==== Exercise inputs ====

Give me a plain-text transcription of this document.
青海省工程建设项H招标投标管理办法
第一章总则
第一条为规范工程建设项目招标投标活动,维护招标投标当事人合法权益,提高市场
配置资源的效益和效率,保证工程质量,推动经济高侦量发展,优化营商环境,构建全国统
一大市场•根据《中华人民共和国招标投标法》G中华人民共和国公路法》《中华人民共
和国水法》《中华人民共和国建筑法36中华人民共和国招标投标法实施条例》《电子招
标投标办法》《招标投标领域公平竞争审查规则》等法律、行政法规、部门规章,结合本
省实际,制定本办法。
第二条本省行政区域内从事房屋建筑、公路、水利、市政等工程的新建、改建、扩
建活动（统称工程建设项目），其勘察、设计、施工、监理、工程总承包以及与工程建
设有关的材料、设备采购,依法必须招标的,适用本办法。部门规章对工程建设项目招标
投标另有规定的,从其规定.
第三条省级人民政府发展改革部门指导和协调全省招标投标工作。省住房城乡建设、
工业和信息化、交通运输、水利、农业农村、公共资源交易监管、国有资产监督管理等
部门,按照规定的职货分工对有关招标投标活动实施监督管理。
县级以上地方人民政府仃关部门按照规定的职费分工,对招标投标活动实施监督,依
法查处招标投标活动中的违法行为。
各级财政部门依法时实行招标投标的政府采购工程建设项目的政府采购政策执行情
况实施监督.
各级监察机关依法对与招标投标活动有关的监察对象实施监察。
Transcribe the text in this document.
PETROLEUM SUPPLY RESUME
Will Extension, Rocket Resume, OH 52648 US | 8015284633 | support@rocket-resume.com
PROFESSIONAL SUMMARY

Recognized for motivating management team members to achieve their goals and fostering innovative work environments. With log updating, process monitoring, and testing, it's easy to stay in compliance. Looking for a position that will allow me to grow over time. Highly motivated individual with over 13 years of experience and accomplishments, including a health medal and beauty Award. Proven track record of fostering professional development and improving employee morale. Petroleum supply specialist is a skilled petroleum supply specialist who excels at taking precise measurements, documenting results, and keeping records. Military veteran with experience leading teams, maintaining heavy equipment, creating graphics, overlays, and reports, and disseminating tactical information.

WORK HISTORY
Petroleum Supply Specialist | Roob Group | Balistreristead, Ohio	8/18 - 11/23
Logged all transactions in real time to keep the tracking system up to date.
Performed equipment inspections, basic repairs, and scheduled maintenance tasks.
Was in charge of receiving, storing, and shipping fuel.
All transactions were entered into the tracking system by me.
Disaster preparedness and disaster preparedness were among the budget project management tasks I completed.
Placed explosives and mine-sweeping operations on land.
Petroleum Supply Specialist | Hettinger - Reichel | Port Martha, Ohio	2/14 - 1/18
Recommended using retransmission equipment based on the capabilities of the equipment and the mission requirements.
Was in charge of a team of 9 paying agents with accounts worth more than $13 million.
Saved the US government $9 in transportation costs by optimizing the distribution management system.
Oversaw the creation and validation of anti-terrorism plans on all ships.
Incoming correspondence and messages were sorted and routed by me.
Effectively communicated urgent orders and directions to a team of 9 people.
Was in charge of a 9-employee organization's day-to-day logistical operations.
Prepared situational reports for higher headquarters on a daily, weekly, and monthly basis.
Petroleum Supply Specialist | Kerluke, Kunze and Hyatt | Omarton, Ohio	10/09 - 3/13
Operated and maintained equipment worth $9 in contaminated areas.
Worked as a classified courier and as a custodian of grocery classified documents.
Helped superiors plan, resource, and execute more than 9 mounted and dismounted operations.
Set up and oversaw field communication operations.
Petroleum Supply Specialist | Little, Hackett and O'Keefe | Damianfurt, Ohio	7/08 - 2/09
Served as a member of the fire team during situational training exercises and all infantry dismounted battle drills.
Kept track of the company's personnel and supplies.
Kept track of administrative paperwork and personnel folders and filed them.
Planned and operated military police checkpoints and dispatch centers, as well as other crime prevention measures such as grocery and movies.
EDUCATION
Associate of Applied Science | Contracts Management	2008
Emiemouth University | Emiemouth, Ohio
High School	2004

====

### [Directive]
Each entry above is to be set down again in exactly the same words.

### [Task answer]
Give me a plain-text transcription of this document.
青海省工程建设项H招标投标管理办法
第一章总则
第一条为规范工程建设项目招标投标活动,维护招标投标当事人合法权益,提高市场
配置资源的效益和效率,保证工程质量,推动经济高侦量发展,优化营商环境,构建全国统
一大市场•根据《中华人民共和国招标投标法》G中华人民共和国公路法》《中华人民共
和国水法》《中华人民共和国建筑法36中华人民共和国招标投标法实施条例》《电子招
标投标办法》《招标投标领域公平竞争审查规则》等法律、行政法规、部门规章,结合本
省实际,制定本办法。
第二条本省行政区域内从事房屋建筑、公路、水利、市政等工程的新建、改建、扩
建活动（统称工程建设项目），其勘察、设计、施工、监理、工程总承包以及与工程建
设有关的材料、设备采购,依法必须招标的,适用本办法。部门规章对工程建设项目招标
投标另有规定的,从其规定.
第三条省级人民政府发展改革部门指导和协调全省招标投标工作。省住房城乡建设、
工业和信息化、交通运输、水利、农业农村、公共资源交易监管、国有资产监督管理等
部门,按照规定的职货分工对有关招标投标活动实施监督管理。
县级以上地方人民政府仃关部门按照规定的职费分工,对招标投标活动实施监督,依
法查处招标投标活动中的违法行为。
各级财政部门依法时实行招标投标的政府采购工程建设项目的政府采购政策执行情
况实施监督.
各级监察机关依法对与招标投标活动有关的监察对象实施监察。
Transcribe the text in this document.
PETROLEUM SUPPLY RESUME
Will Extension, Rocket Resume, OH 52648 US | 8015284633 | support@rocket-resume.com
PROFESSIONAL SUMMARY

Recognized for motivating management team members to achieve their goals and fostering innovative work environments. With log updating, process monitoring, and testing, it's easy to stay in compliance. Looking for a position that will allow me to grow over time. Highly motivated individual with over 13 years of experience and accomplishments, including a health medal and beauty Award. Proven track record of fostering professional development and improving employee morale. Petroleum supply specialist is a skilled petroleum supply specialist who excels at taking precise measurements, documenting results, and keeping records. Military veteran with experience leading teams, maintaining heavy equipment, creating graphics, overlays, and reports, and disseminating tactical information.

WORK HISTORY
Petroleum Supply Specialist | Roob Group | Balistreristead, Ohio	8/18 - 11/23
Logged all transactions in real time to keep the tracking system up to date.
Performed equipment inspections, basic repairs, and scheduled maintenance tasks.
Was in charge of receiving, storing, and shipping fuel.
All transactions were entered into the tracking system by me.
Disaster preparedness and disaster preparedness were among the budget project management tasks I completed.
Placed explosives and mine-sweeping operations on land.
Petroleum Supply Specialist | Hettinger - Reichel | Port Martha, Ohio	2/14 - 1/18
Recommended using retransmission equipment based on the capabilities of the equipment and the mission requirements.
Was in charge of a team of 9 paying agents with accounts worth more than $13 million.
Saved the US government $9 in transportation costs by optimizing the distribution management system.
Oversaw the creation and validation of anti-terrorism plans on all ships.
Incoming correspondence and messages were sorted and routed by me.
Effectively communicated urgent orders and directions to a team of 9 people.
Was in charge of a 9-employee organization's day-to-day logistical operations.
Prepared situational reports for higher headquarters on a daily, weekly, and monthly basis.
Petroleum Supply Specialist | Kerluke, Kunze and Hyatt | Omarton, Ohio	10/09 - 3/13
Operated and maintained equipment worth $9 in contaminated areas.
Worked as a classified courier and as a custodian of grocery classified documents.
Helped superiors plan, resource, and execute more than 9 mounted and dismounted operations.
Set up and oversaw field communication operations.
Petroleum Supply Specialist | Little, Hackett and O'Keefe | Damianfurt, Ohio	7/08 - 2/09
Served as a member of the fire team during situational training exercises and all infantry dismounted battle drills.
Kept track of the company's personnel and supplies.
Kept track of administrative paperwork and personnel folders and filed them.
Planned and operated military police checkpoints and dispatch centers, as well as other crime prevention measures such as grocery and movies.
EDUCATION
Associate of Applied Science | Contracts Management	2008
Emiemouth University | Emiemouth, Ohio
High School	2004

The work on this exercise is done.